== Provided information
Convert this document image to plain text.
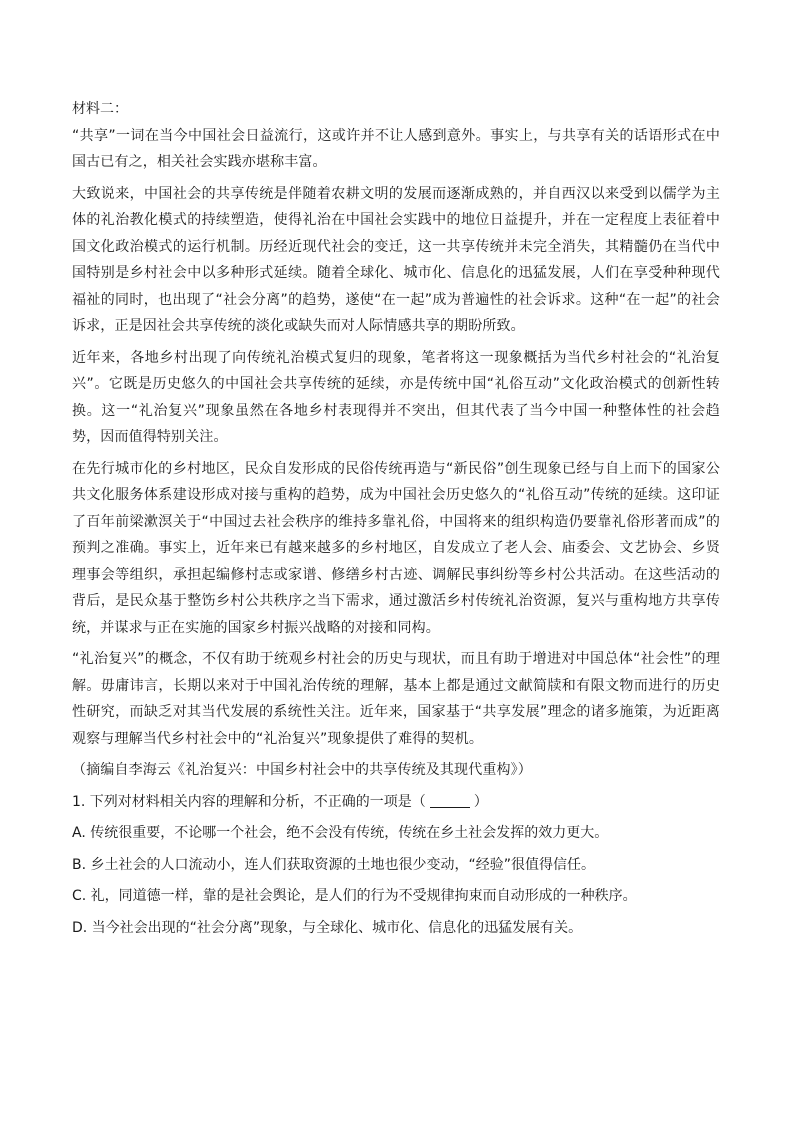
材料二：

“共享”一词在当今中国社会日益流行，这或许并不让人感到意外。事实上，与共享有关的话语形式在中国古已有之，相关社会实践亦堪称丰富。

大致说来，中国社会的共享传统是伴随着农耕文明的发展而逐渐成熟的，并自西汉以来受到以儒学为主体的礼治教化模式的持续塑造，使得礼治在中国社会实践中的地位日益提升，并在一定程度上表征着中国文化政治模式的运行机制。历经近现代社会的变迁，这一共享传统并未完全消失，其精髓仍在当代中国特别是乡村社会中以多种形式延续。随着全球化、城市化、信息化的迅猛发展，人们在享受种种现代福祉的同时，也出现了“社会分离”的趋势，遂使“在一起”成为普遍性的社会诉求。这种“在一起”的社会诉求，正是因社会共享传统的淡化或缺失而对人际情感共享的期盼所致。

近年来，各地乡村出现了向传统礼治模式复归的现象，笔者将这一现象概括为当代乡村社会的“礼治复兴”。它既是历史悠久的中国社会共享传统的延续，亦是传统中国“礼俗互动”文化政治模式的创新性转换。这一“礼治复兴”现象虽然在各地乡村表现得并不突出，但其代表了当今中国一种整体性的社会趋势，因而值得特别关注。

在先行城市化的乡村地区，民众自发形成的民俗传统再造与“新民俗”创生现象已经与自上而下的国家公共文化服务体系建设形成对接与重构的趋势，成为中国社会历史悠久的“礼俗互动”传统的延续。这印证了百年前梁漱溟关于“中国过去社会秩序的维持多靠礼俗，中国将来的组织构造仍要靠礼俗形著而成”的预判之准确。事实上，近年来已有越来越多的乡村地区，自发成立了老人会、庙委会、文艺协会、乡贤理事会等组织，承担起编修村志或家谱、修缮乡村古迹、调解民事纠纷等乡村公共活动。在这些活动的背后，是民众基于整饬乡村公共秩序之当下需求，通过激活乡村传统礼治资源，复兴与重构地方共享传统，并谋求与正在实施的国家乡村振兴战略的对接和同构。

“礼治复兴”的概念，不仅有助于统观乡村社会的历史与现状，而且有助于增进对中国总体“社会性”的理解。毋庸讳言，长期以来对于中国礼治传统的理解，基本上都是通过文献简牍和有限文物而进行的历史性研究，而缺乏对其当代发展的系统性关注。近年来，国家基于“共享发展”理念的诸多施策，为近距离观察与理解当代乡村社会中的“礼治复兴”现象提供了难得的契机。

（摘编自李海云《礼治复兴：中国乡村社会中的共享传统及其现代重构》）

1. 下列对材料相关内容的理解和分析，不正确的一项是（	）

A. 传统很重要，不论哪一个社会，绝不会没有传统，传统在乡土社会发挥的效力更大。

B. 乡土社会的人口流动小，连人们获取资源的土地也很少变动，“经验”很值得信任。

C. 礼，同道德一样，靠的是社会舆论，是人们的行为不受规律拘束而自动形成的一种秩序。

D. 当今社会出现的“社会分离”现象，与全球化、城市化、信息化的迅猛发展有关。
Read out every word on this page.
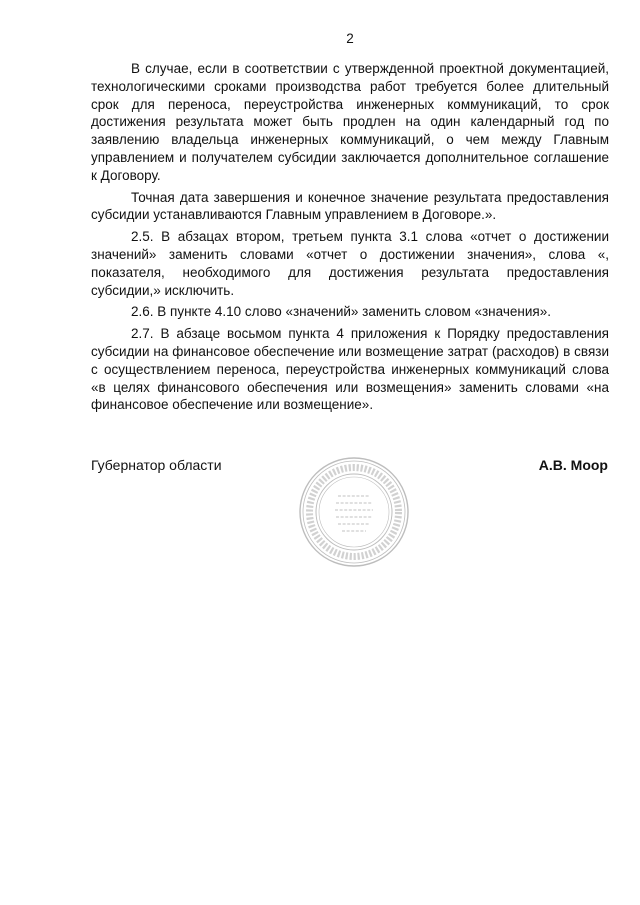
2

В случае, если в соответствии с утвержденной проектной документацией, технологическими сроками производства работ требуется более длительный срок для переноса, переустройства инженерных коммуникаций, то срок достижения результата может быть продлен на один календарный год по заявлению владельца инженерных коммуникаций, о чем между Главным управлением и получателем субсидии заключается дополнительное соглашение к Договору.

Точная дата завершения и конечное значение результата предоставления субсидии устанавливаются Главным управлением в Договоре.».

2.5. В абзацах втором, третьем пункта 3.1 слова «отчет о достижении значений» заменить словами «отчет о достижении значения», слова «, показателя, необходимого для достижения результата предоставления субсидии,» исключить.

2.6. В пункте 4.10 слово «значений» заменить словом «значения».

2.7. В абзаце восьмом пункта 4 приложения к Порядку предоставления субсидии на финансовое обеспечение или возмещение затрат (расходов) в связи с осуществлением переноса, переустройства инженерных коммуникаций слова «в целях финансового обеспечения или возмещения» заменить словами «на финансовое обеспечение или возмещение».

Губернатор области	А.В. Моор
====
» Problem details
Only the lines from the one that holds "Read out every word on this page." through the end of the records above should be printed again, exactly as they are. Leave out the pictures.

» Correct response
Read out every word on this page.
2

В случае, если в соответствии с утвержденной проектной документацией, технологическими сроками производства работ требуется более длительный срок для переноса, переустройства инженерных коммуникаций, то срок достижения результата может быть продлен на один календарный год по заявлению владельца инженерных коммуникаций, о чем между Главным управлением и получателем субсидии заключается дополнительное соглашение к Договору.

Точная дата завершения и конечное значение результата предоставления субсидии устанавливаются Главным управлением в Договоре.».

2.5. В абзацах втором, третьем пункта 3.1 слова «отчет о достижении значений» заменить словами «отчет о достижении значения», слова «, показателя, необходимого для достижения результата предоставления субсидии,» исключить.

2.6. В пункте 4.10 слово «значений» заменить словом «значения».

2.7. В абзаце восьмом пункта 4 приложения к Порядку предоставления субсидии на финансовое обеспечение или возмещение затрат (расходов) в связи с осуществлением переноса, переустройства инженерных коммуникаций слова «в целях финансового обеспечения или возмещения» заменить словами «на финансовое обеспечение или возмещение».

Губернатор области	А.В. Моор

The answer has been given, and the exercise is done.